Reproduce the data that follows in its entirety, character for character.

--- START DATASET RECORDS ---

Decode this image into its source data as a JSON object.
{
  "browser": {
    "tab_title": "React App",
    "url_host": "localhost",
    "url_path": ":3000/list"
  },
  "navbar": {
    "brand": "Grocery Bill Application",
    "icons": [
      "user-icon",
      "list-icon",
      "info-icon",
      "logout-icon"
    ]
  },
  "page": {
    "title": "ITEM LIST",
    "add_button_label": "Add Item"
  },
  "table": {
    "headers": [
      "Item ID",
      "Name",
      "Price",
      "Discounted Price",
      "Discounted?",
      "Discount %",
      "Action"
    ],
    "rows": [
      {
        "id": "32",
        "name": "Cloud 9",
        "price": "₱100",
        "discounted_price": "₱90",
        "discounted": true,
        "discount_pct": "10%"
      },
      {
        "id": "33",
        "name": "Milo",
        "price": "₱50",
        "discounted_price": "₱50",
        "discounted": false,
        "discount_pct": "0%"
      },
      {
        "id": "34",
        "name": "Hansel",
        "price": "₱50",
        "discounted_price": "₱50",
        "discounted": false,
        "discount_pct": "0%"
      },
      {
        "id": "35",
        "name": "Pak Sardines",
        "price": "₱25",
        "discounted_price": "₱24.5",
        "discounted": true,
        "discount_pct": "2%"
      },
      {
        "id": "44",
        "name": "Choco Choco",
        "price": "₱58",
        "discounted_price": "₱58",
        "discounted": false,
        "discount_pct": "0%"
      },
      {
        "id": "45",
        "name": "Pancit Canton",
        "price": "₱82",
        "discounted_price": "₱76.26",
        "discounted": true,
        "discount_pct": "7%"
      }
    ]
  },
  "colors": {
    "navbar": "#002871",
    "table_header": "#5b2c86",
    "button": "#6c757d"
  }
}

--- END DATASET RECORDS ---

# REPLY
Decode this image into its source data as a JSON object.
{
  "browser": {
    "tab_title": "React App",
    "url_host": "localhost",
    "url_path": ":3000/list"
  },
  "navbar": {
    "brand": "Grocery Bill Application",
    "icons": [
      "user-icon",
      "list-icon",
      "info-icon",
      "logout-icon"
    ]
  },
  "page": {
    "title": "ITEM LIST",
    "add_button_label": "Add Item"
  },
  "table": {
    "headers": [
      "Item ID",
      "Name",
      "Price",
      "Discounted Price",
      "Discounted?",
      "Discount %",
      "Action"
    ],
    "rows": [
      {
        "id": "32",
        "name": "Cloud 9",
        "price": "₱100",
        "discounted_price": "₱90",
        "discounted": true,
        "discount_pct": "10%"
      },
      {
        "id": "33",
        "name": "Milo",
        "price": "₱50",
        "discounted_price": "₱50",
        "discounted": false,
        "discount_pct": "0%"
      },
      {
        "id": "34",
        "name": "Hansel",
        "price": "₱50",
        "discounted_price": "₱50",
        "discounted": false,
        "discount_pct": "0%"
      },
      {
        "id": "35",
        "name": "Pak Sardines",
        "price": "₱25",
        "discounted_price": "₱24.5",
        "discounted": true,
        "discount_pct": "2%"
      },
      {
        "id": "44",
        "name": "Choco Choco",
        "price": "₱58",
        "discounted_price": "₱58",
        "discounted": false,
        "discount_pct": "0%"
      },
      {
        "id": "45",
        "name": "Pancit Canton",
        "price": "₱82",
        "discounted_price": "₱76.26",
        "discounted": true,
        "discount_pct": "7%"
      }
    ]
  },
  "colors": {
    "navbar": "#002871",
    "table_header": "#5b2c86",
    "button": "#6c757d"
  }
}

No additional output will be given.